-- START RECORD LIST --

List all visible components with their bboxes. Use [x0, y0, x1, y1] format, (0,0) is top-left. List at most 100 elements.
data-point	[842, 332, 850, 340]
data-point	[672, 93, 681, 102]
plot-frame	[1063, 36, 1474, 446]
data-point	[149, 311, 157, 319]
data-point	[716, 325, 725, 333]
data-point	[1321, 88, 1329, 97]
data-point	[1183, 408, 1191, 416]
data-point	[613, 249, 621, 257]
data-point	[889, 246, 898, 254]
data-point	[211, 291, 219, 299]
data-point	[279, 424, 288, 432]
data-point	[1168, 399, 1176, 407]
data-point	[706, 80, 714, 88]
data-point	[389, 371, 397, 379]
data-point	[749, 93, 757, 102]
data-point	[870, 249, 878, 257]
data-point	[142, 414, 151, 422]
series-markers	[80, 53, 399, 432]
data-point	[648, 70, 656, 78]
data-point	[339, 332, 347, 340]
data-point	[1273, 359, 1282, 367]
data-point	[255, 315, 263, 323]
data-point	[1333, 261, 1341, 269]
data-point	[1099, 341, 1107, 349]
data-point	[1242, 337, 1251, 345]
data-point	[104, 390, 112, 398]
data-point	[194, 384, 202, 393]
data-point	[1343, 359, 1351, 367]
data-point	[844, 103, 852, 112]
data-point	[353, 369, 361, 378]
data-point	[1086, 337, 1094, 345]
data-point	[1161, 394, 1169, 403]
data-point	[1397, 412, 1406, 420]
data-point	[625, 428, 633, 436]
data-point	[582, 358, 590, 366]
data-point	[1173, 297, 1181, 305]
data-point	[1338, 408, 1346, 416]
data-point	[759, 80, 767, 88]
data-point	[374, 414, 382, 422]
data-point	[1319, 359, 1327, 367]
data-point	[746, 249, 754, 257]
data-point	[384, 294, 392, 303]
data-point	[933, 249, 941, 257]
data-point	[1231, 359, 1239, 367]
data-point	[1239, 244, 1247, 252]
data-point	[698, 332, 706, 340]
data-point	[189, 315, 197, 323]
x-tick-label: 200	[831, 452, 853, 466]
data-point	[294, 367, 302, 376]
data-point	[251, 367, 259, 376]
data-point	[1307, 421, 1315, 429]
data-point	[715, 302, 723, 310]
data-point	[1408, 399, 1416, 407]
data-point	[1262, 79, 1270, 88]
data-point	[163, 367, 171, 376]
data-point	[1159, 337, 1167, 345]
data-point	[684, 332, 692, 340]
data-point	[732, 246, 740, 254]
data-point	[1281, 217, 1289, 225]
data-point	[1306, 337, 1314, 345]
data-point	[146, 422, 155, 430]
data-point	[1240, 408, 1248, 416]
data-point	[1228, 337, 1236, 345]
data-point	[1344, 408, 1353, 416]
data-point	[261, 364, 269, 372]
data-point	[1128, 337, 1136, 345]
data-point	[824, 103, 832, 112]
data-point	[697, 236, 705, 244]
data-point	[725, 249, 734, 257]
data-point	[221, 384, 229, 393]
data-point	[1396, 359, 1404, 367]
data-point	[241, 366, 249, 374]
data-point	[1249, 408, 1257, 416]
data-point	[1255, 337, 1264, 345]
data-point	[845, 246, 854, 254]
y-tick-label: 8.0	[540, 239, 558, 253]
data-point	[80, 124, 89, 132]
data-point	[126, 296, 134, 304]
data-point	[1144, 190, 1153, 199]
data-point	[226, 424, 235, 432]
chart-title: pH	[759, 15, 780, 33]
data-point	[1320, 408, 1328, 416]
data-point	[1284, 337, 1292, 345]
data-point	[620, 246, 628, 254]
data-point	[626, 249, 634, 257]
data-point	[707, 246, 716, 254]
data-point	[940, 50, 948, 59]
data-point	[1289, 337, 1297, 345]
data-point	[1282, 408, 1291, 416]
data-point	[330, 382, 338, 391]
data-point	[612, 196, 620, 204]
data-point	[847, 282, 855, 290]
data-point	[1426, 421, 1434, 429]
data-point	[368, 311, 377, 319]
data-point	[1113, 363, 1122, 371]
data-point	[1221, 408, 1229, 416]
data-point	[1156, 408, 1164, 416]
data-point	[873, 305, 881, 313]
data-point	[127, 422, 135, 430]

-- END RECORD LIST --

## EXERCISE OBJECTIVE
Retype every line of the records above verbatim, from the first line through the last.

## COMPLETE RESPONSE
List all visible components with their bboxes. Use [x0, y0, x1, y1] format, (0,0) is top-left. List at most 100 elements.
data-point	[842, 332, 850, 340]
data-point	[672, 93, 681, 102]
plot-frame	[1063, 36, 1474, 446]
data-point	[149, 311, 157, 319]
data-point	[716, 325, 725, 333]
data-point	[1321, 88, 1329, 97]
data-point	[1183, 408, 1191, 416]
data-point	[613, 249, 621, 257]
data-point	[889, 246, 898, 254]
data-point	[211, 291, 219, 299]
data-point	[279, 424, 288, 432]
data-point	[1168, 399, 1176, 407]
data-point	[706, 80, 714, 88]
data-point	[389, 371, 397, 379]
data-point	[749, 93, 757, 102]
data-point	[870, 249, 878, 257]
data-point	[142, 414, 151, 422]
series-markers	[80, 53, 399, 432]
data-point	[648, 70, 656, 78]
data-point	[339, 332, 347, 340]
data-point	[1273, 359, 1282, 367]
data-point	[255, 315, 263, 323]
data-point	[1333, 261, 1341, 269]
data-point	[1099, 341, 1107, 349]
data-point	[1242, 337, 1251, 345]
data-point	[104, 390, 112, 398]
data-point	[194, 384, 202, 393]
data-point	[1343, 359, 1351, 367]
data-point	[844, 103, 852, 112]
data-point	[353, 369, 361, 378]
data-point	[1086, 337, 1094, 345]
data-point	[1161, 394, 1169, 403]
data-point	[1397, 412, 1406, 420]
data-point	[625, 428, 633, 436]
data-point	[582, 358, 590, 366]
data-point	[1173, 297, 1181, 305]
data-point	[1338, 408, 1346, 416]
data-point	[759, 80, 767, 88]
data-point	[374, 414, 382, 422]
data-point	[1319, 359, 1327, 367]
data-point	[746, 249, 754, 257]
data-point	[384, 294, 392, 303]
data-point	[933, 249, 941, 257]
data-point	[1231, 359, 1239, 367]
data-point	[1239, 244, 1247, 252]
data-point	[698, 332, 706, 340]
data-point	[189, 315, 197, 323]
x-tick-label: 200	[831, 452, 853, 466]
data-point	[294, 367, 302, 376]
data-point	[251, 367, 259, 376]
data-point	[1307, 421, 1315, 429]
data-point	[715, 302, 723, 310]
data-point	[1408, 399, 1416, 407]
data-point	[1262, 79, 1270, 88]
data-point	[163, 367, 171, 376]
data-point	[1159, 337, 1167, 345]
data-point	[684, 332, 692, 340]
data-point	[732, 246, 740, 254]
data-point	[1281, 217, 1289, 225]
data-point	[1306, 337, 1314, 345]
data-point	[146, 422, 155, 430]
data-point	[1240, 408, 1248, 416]
data-point	[1228, 337, 1236, 345]
data-point	[1344, 408, 1353, 416]
data-point	[261, 364, 269, 372]
data-point	[1128, 337, 1136, 345]
data-point	[824, 103, 832, 112]
data-point	[697, 236, 705, 244]
data-point	[725, 249, 734, 257]
data-point	[221, 384, 229, 393]
data-point	[1396, 359, 1404, 367]
data-point	[241, 366, 249, 374]
data-point	[1249, 408, 1257, 416]
data-point	[1255, 337, 1264, 345]
data-point	[845, 246, 854, 254]
y-tick-label: 8.0	[540, 239, 558, 253]
data-point	[80, 124, 89, 132]
data-point	[126, 296, 134, 304]
data-point	[1144, 190, 1153, 199]
data-point	[226, 424, 235, 432]
chart-title: pH	[759, 15, 780, 33]
data-point	[1320, 408, 1328, 416]
data-point	[1284, 337, 1292, 345]
data-point	[620, 246, 628, 254]
data-point	[626, 249, 634, 257]
data-point	[707, 246, 716, 254]
data-point	[940, 50, 948, 59]
data-point	[1289, 337, 1297, 345]
data-point	[1282, 408, 1291, 416]
data-point	[330, 382, 338, 391]
data-point	[612, 196, 620, 204]
data-point	[847, 282, 855, 290]
data-point	[1426, 421, 1434, 429]
data-point	[368, 311, 377, 319]
data-point	[1113, 363, 1122, 371]
data-point	[1221, 408, 1229, 416]
data-point	[1156, 408, 1164, 416]
data-point	[873, 305, 881, 313]
data-point	[127, 422, 135, 430]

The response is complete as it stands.